**Given data**
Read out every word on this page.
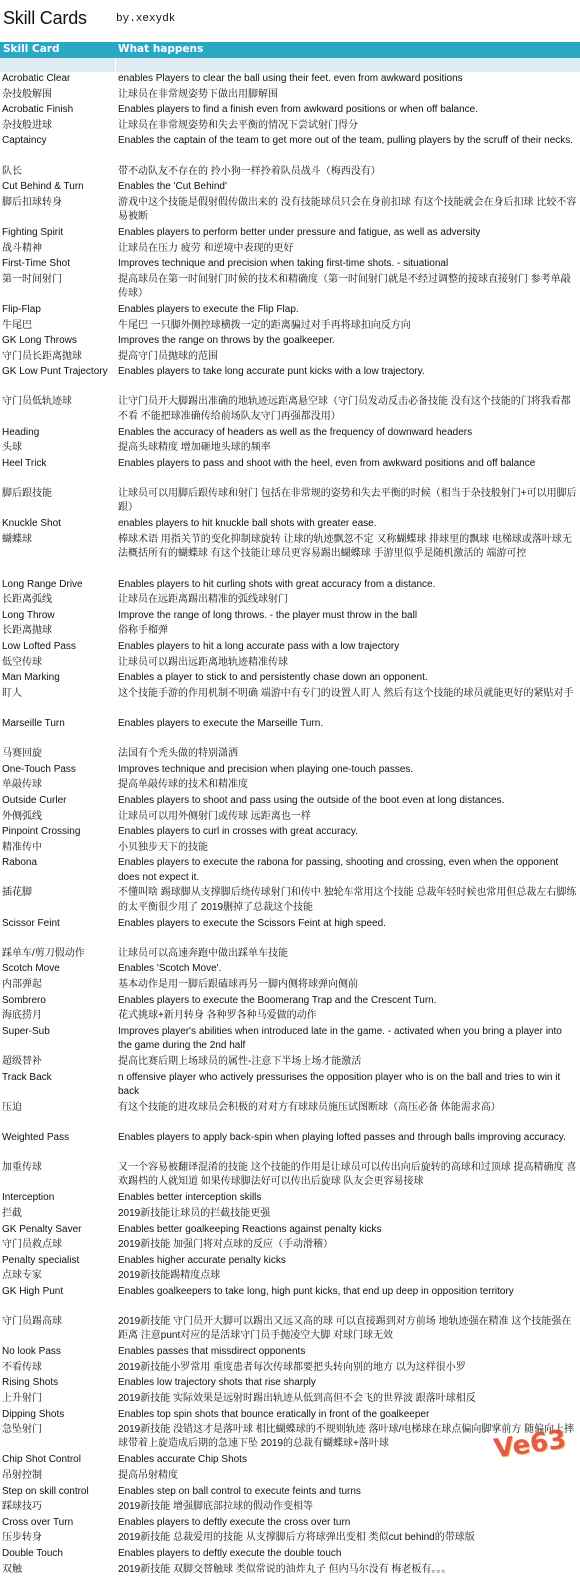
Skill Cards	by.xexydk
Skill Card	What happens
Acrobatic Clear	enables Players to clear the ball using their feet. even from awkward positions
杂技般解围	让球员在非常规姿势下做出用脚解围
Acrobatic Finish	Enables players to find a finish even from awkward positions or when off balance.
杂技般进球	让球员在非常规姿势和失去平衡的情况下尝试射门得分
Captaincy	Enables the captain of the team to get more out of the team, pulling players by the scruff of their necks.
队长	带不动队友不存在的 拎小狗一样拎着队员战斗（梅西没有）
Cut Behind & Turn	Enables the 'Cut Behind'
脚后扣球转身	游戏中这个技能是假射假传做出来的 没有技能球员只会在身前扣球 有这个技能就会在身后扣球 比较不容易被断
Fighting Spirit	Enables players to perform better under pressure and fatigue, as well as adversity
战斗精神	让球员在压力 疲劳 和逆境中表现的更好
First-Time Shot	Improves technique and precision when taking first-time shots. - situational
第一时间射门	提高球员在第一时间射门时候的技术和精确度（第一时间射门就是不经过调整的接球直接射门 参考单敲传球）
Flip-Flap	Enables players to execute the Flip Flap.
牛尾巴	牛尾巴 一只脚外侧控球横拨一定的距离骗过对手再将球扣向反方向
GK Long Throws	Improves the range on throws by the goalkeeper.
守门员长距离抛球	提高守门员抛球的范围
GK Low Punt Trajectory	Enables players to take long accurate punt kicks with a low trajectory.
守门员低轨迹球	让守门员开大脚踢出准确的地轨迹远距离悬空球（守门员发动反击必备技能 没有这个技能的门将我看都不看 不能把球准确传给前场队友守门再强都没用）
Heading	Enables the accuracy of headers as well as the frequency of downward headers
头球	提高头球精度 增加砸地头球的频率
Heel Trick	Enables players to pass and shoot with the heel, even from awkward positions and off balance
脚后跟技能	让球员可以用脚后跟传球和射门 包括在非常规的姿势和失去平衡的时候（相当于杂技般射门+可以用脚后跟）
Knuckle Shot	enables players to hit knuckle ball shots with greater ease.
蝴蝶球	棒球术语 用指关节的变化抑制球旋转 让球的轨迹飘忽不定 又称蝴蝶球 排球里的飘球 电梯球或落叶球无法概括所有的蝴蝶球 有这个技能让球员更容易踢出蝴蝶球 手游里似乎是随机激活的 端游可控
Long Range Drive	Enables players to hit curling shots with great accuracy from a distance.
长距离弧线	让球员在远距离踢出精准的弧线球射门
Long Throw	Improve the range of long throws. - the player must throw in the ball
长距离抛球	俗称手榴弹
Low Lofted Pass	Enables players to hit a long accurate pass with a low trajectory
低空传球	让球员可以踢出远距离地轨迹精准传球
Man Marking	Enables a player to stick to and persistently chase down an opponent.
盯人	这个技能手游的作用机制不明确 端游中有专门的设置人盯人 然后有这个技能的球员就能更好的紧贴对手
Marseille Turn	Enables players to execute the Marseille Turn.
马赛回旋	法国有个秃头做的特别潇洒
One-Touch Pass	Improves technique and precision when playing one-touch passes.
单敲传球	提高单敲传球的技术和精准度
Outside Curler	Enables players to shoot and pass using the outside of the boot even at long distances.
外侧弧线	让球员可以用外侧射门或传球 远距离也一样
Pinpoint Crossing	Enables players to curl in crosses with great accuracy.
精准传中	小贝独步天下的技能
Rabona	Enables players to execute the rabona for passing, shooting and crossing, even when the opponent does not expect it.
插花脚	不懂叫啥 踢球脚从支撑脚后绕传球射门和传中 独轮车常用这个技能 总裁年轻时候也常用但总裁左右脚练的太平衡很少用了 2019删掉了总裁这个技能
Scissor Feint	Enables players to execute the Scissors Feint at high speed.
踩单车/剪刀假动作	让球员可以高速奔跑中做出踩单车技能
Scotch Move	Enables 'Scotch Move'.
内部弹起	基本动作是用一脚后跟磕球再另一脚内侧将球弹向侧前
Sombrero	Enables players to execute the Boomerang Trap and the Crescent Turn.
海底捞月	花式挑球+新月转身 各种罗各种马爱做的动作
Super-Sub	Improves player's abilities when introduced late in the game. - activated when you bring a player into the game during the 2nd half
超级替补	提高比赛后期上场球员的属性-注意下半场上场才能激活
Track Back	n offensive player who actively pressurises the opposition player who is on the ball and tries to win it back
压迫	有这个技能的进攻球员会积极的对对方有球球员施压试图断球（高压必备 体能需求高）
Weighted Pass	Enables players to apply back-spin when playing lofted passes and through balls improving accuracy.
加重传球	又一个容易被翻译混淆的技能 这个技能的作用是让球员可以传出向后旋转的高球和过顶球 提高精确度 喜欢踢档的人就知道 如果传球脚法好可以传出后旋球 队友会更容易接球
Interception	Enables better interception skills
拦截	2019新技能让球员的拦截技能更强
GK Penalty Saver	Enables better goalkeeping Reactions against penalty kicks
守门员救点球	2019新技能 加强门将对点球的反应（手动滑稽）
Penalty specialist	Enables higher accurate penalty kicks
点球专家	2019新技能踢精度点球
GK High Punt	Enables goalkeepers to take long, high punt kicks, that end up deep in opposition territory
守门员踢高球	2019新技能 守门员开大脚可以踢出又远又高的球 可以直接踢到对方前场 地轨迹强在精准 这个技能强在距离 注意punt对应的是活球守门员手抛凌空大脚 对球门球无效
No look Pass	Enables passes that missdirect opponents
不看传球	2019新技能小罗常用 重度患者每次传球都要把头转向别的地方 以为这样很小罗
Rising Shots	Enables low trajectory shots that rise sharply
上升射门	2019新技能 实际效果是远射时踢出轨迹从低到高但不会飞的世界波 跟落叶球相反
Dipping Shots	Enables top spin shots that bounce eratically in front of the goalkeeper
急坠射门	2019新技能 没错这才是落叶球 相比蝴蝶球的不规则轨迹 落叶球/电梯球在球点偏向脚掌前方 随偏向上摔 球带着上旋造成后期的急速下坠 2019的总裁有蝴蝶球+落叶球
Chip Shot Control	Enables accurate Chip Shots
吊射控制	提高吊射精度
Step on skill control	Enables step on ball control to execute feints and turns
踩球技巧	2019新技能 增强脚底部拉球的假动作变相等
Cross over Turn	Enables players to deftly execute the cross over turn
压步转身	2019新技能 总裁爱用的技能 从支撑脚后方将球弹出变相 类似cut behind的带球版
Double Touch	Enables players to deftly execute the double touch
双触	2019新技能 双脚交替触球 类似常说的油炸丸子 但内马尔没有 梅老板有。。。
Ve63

...

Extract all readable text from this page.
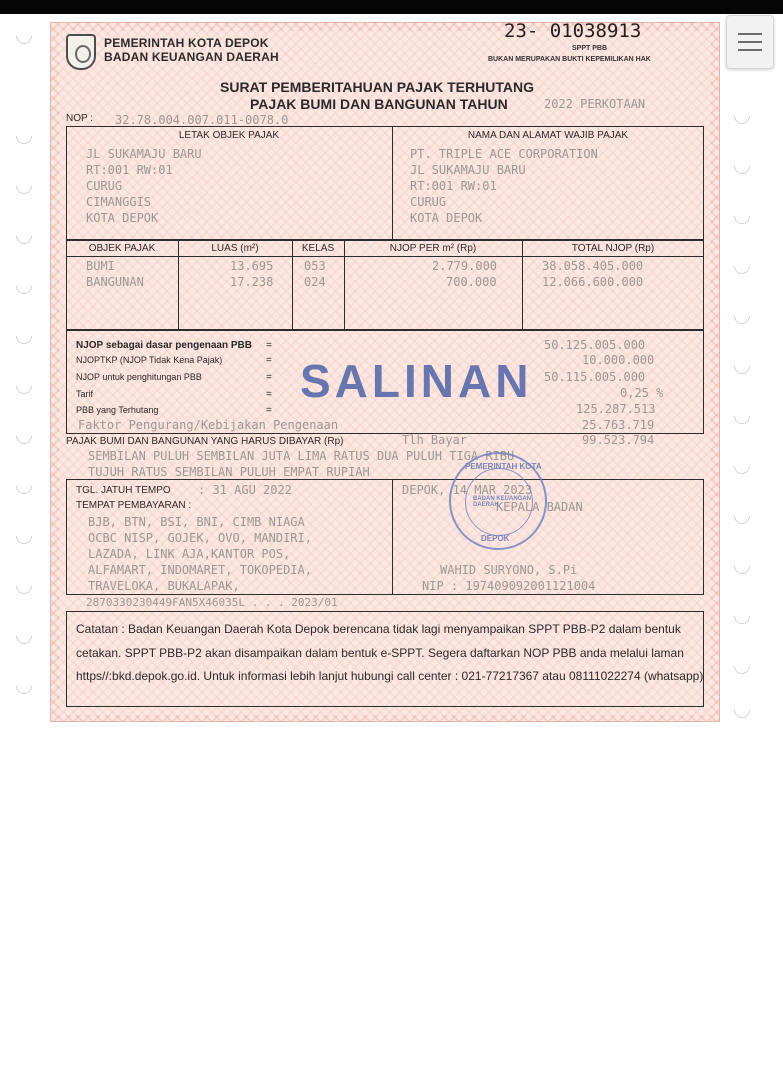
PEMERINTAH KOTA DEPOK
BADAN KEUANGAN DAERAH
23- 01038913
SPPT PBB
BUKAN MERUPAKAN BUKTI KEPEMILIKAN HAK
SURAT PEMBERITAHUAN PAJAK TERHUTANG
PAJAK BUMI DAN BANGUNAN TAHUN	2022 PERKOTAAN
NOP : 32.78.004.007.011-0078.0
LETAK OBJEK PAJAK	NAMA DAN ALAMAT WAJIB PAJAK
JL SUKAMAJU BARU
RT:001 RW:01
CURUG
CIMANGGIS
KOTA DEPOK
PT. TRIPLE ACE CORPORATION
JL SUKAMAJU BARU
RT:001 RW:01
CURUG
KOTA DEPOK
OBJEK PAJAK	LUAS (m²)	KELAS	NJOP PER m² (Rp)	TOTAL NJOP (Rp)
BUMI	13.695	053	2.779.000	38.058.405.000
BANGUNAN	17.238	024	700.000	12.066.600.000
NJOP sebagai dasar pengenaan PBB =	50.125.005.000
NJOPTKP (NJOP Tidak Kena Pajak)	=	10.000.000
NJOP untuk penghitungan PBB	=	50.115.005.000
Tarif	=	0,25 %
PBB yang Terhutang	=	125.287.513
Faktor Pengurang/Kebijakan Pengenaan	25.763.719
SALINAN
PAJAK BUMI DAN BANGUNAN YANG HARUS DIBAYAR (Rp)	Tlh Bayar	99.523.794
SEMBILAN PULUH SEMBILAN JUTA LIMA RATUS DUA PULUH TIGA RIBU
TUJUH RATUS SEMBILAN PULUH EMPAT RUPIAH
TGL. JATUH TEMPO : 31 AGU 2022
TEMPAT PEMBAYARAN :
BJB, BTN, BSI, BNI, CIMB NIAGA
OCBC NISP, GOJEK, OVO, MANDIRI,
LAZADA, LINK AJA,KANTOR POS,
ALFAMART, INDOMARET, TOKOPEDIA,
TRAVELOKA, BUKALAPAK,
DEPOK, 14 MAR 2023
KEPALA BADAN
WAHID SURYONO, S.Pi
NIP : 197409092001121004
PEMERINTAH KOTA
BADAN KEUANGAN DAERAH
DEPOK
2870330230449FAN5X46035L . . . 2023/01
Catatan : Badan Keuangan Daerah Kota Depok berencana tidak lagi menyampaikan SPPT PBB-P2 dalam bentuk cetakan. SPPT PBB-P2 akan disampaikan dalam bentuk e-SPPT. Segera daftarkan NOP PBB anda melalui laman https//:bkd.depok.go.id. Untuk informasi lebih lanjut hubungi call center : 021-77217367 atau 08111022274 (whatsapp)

**Exercise aim**
Copy each line in the data that holds the word "Acrobatic".

**Written solution**
Acrobatic Clear	enables Players to clear the ball using their feet. even from awkward positions
Acrobatic Finish	Enables players to find a finish even from awkward positions or when off balance.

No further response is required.